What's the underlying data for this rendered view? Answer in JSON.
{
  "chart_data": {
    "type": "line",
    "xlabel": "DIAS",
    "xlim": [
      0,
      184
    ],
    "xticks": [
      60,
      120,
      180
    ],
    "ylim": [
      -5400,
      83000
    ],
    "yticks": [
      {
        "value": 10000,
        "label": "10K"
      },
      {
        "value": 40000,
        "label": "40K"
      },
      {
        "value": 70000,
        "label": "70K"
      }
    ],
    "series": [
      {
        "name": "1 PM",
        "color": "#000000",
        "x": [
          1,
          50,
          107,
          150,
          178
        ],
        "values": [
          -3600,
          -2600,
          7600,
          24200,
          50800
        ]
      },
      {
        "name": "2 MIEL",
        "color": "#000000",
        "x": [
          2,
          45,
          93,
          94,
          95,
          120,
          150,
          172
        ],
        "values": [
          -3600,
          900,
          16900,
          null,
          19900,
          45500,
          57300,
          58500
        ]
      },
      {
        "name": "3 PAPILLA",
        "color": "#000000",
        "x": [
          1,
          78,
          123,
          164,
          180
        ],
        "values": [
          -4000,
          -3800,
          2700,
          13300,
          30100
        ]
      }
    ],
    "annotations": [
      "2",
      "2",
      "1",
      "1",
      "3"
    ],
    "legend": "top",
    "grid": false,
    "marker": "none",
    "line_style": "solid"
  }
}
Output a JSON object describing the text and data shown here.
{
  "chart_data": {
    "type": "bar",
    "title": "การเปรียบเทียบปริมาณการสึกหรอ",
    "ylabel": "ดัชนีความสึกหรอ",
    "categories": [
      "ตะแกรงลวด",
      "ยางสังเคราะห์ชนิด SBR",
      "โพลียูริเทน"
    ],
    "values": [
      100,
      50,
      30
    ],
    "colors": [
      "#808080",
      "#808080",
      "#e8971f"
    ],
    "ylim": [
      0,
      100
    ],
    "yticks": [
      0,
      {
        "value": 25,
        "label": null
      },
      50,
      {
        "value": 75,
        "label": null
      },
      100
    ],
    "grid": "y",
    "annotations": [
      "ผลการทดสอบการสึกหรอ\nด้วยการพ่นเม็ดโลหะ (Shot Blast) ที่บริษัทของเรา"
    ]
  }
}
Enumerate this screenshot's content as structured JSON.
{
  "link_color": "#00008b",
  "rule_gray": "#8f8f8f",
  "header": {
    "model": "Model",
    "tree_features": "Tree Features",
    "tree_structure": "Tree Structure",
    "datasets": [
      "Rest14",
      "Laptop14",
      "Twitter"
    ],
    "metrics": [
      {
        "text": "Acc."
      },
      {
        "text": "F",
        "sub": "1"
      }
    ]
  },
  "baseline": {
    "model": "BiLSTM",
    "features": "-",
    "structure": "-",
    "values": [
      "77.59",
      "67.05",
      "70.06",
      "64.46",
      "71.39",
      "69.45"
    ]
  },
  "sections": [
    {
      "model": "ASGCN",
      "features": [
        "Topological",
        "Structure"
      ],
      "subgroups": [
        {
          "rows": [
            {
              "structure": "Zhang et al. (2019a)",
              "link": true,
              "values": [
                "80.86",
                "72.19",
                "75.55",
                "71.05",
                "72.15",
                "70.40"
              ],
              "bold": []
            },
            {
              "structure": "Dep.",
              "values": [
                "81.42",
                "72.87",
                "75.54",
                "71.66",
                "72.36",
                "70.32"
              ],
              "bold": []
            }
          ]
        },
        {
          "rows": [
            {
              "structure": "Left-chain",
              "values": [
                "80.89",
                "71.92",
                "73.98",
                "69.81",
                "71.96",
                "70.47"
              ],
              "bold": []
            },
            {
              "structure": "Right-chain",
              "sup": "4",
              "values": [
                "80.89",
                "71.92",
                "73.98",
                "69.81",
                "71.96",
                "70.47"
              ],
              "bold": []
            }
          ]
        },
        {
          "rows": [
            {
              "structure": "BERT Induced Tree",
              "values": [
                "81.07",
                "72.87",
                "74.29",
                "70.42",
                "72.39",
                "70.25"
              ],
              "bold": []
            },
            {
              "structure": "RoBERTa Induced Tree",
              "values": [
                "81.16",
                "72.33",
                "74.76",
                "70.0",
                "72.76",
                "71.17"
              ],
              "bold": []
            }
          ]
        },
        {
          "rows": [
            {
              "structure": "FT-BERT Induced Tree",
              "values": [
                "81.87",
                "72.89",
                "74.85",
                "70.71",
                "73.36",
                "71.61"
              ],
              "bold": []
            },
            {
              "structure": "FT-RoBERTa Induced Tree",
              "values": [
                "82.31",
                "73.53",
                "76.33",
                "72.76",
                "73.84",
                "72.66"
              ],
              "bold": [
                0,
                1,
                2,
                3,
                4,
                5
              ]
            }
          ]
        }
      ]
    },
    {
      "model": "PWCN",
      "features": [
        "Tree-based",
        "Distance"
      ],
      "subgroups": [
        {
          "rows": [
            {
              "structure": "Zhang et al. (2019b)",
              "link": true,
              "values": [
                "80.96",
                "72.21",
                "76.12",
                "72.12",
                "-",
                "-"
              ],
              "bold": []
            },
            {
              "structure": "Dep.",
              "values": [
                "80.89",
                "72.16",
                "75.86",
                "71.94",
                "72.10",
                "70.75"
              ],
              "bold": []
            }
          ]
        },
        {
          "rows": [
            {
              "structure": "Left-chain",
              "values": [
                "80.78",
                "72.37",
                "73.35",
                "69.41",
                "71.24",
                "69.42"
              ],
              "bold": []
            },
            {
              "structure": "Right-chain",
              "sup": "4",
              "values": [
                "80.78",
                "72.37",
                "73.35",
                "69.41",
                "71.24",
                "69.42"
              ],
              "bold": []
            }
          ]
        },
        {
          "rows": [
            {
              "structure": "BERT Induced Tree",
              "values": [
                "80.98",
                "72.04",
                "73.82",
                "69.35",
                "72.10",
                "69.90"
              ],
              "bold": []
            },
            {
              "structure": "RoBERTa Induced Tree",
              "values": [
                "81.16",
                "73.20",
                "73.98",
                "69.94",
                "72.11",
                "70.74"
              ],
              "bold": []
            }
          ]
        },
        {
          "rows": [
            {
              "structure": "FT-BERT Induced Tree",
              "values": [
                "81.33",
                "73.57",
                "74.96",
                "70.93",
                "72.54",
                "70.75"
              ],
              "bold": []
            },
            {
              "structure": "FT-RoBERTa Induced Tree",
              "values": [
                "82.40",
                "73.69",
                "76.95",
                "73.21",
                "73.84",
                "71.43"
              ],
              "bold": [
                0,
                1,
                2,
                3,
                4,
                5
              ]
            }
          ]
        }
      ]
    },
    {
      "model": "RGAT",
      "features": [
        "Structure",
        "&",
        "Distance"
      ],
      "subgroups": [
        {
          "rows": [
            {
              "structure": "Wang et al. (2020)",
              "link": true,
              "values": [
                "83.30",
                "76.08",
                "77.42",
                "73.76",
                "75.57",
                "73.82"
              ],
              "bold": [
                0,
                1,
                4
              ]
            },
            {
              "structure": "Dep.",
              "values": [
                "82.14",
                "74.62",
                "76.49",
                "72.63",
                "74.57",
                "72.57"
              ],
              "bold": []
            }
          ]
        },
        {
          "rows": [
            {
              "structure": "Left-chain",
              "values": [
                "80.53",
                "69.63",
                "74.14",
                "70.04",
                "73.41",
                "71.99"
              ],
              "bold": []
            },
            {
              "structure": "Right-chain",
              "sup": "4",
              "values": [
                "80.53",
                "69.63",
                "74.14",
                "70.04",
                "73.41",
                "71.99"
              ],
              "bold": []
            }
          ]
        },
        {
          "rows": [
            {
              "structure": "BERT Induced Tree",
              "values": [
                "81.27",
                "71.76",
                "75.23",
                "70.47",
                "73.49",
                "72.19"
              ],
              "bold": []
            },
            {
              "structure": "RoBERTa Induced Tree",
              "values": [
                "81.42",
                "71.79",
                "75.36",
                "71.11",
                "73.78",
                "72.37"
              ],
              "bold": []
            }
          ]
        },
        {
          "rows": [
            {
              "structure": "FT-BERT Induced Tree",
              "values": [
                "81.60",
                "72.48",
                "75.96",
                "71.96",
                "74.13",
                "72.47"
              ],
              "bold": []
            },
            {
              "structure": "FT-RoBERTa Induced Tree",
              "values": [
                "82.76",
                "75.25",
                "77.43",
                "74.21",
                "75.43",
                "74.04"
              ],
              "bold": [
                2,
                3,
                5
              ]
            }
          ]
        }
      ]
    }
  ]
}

§ Problem details: Pick out each line containing the string "JSON" and copy it.

§ Answer:
What's the underlying data for this rendered view? Answer in JSON.
Output a JSON object describing the text and data shown here.
Enumerate this screenshot's content as structured JSON.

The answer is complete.